▶ _FUENTE_:
━━━━━━━━

El jardín de Franza

                Un día me contó mi madre que cuando yo era pequeño e íbamos los domingos a misa, teníamos que ir medía hora antes, pues a mí lo que más me gustaba de ir a misa era pasear por el jardín de Franza. Pero para lo que a mis ojos infantiles era un jardín, los adultos le llamaban cementerio.
Recuerdo paseando de la mano de mis padres por el jardín de Franza, a los pies de la iglesia de Santiago. En la parte más alta de mi pueblo. En el límite de Franza e O Seixo.
El pueblo se extiende desde la iglesia hasta el mar y desde el cementerio se puede contemplar el pueblo y la ría de Ferrol.
Sería quizás por la variedad de  flores de las tumbas y los nichos, los cipreses o los viejos árboles que lindan de los bosques al cementerio lo que hacía sin duda para mi  no sólo un lugar santo, sino mágico. Mis padres me contaban que la gente cuando moría descansaba sus cuerpos en ese lugar, y sus almas subían al cielo. Sabía donde estaba cada familiar en el cementerio y preguntaba también quien había en cada sitio, quienes eran… Escuchaba atentamente lo que me contaban no como algo tétrico, todo lo contrario, era algo fascinante. Una puerta entre el cielo y la tierra había entre nosotros y no tenía duda que la comunicación era posible.

━━━━━━━━

▶ _RETO 1_: Resume en dos oraciones el texto sobre el jardín de Franza.

▶ _FILAS EXTRAÍDAS_:
━━━━━━━━

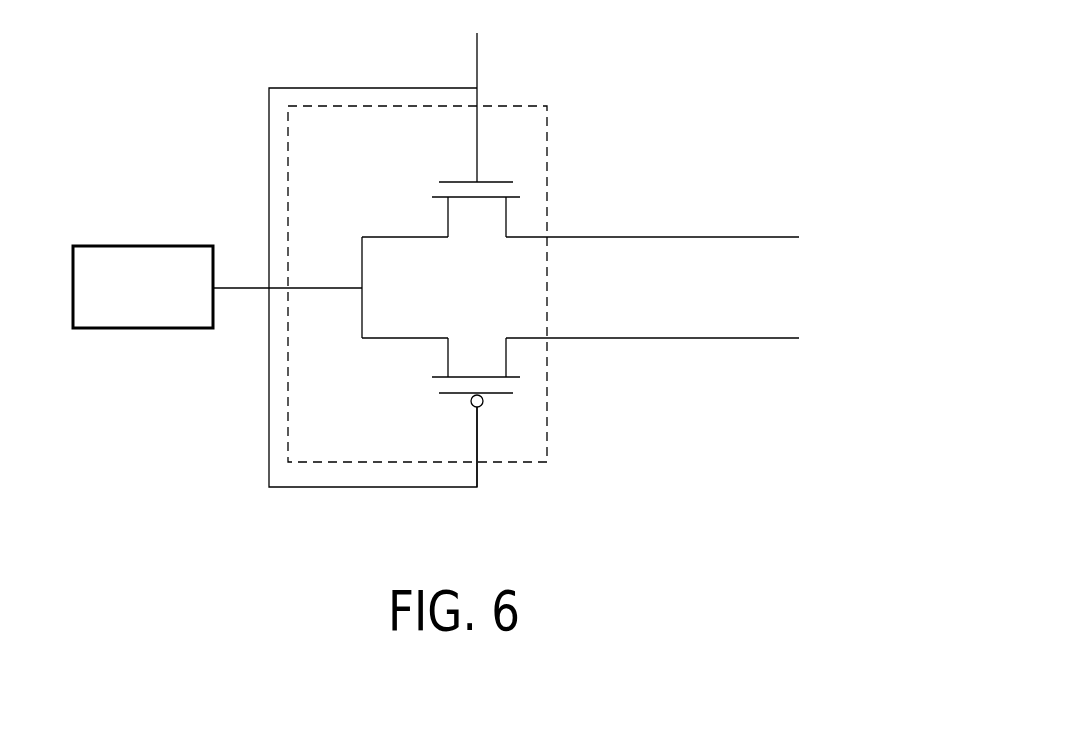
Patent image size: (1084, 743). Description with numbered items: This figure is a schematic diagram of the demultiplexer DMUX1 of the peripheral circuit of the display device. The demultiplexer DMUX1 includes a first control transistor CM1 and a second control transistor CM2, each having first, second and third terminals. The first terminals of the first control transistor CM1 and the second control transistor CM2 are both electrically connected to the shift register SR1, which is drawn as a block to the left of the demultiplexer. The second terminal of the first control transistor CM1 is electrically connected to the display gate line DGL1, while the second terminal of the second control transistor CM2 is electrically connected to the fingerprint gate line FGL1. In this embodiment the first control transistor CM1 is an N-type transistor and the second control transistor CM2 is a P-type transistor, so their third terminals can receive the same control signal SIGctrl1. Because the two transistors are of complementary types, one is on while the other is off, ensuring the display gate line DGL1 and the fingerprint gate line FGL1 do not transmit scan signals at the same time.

━━━━━━━━

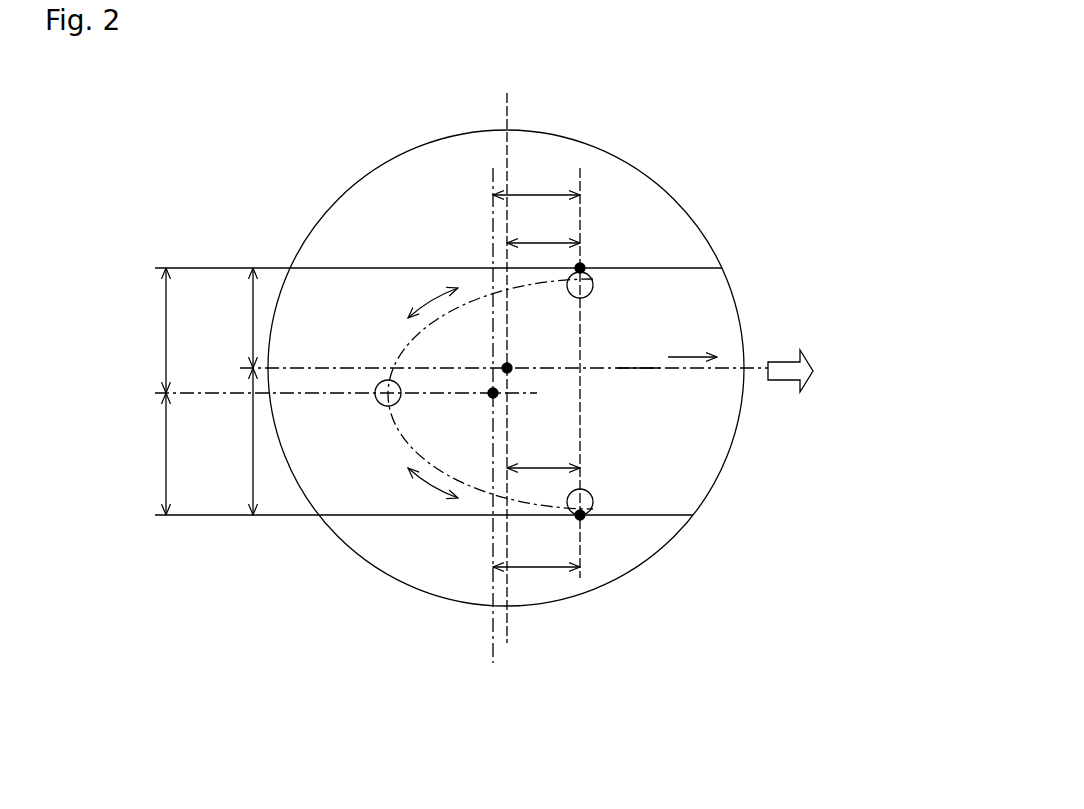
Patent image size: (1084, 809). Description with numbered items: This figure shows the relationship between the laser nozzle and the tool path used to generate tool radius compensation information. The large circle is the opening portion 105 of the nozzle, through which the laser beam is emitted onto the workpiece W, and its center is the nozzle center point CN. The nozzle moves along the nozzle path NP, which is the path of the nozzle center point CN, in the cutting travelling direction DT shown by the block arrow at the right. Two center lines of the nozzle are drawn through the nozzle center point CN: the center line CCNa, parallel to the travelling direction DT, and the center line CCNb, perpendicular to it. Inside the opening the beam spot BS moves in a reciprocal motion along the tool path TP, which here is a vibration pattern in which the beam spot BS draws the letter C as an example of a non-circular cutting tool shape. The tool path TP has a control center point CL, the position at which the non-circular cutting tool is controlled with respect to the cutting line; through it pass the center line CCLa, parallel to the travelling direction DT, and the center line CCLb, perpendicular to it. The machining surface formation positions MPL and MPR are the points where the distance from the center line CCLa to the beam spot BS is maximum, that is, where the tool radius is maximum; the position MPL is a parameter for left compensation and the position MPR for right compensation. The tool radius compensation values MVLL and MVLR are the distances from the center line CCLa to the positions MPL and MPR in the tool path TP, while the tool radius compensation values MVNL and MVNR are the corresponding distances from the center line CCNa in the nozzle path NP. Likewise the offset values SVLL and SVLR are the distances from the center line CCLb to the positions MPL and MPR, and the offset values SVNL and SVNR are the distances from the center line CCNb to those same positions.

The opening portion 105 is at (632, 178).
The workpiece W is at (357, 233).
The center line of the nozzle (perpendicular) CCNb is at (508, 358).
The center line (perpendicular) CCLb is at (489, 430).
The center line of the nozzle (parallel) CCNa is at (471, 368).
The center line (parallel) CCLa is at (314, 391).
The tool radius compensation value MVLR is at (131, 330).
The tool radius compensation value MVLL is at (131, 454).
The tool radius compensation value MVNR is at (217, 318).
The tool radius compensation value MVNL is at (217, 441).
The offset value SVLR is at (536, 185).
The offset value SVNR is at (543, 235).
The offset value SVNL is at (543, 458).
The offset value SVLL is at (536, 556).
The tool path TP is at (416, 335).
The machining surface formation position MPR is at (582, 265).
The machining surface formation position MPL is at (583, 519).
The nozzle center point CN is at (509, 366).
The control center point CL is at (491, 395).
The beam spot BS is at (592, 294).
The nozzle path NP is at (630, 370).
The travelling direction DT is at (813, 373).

━━━━━━━━

▶ _RETO 2_: Reúne todas las líneas de las filas que incluyen la palabra "includes", distinguiendo entre mayúsculas y minúsculas.

▶ _RESPUESTA DEL EJERCICIO 1_: En la infancia, a quien narra lo que más le gustaba de ir a misa era pasear por el jardín de Franza, el cementerio situado a los pies de la iglesia de Santiago, en la parte más alta del pueblo, y por eso la familia iba media hora antes los domingos. Las flores, los cipreses y los viejos árboles lo convertían en un lugar santo y mágico, y lo que sus padres le contaban sobre los difuntos le resultaba fascinante y no tétrico.

▶ _RESPUESTA DEL EJERCICIO 2_:
Patent image size: (1084, 743). Description with numbered items: This figure is a schematic diagram of the demultiplexer DMUX1 of the peripheral circuit of the display device. The demultiplexer DMUX1 includes a first control transistor CM1 and a second control transistor CM2, each having first, second and third terminals. The first terminals of the first control transistor CM1 and the second control transistor CM2 are both electrically connected to the shift register SR1, which is drawn as a block to the left of the demultiplexer. The second terminal of the first control transistor CM1 is electrically connected to the display gate line DGL1, while the second terminal of the second control transistor CM2 is electrically connected to the fingerprint gate line FGL1. In this embodiment the first control transistor CM1 is an N-type transistor and the second control transistor CM2 is a P-type transistor, so their third terminals can receive the same control signal SIGctrl1. Because the two transistors are of complementary types, one is on while the other is off, ensuring the display gate line DGL1 and the fingerprint gate line FGL1 do not transmit scan signals at the same time.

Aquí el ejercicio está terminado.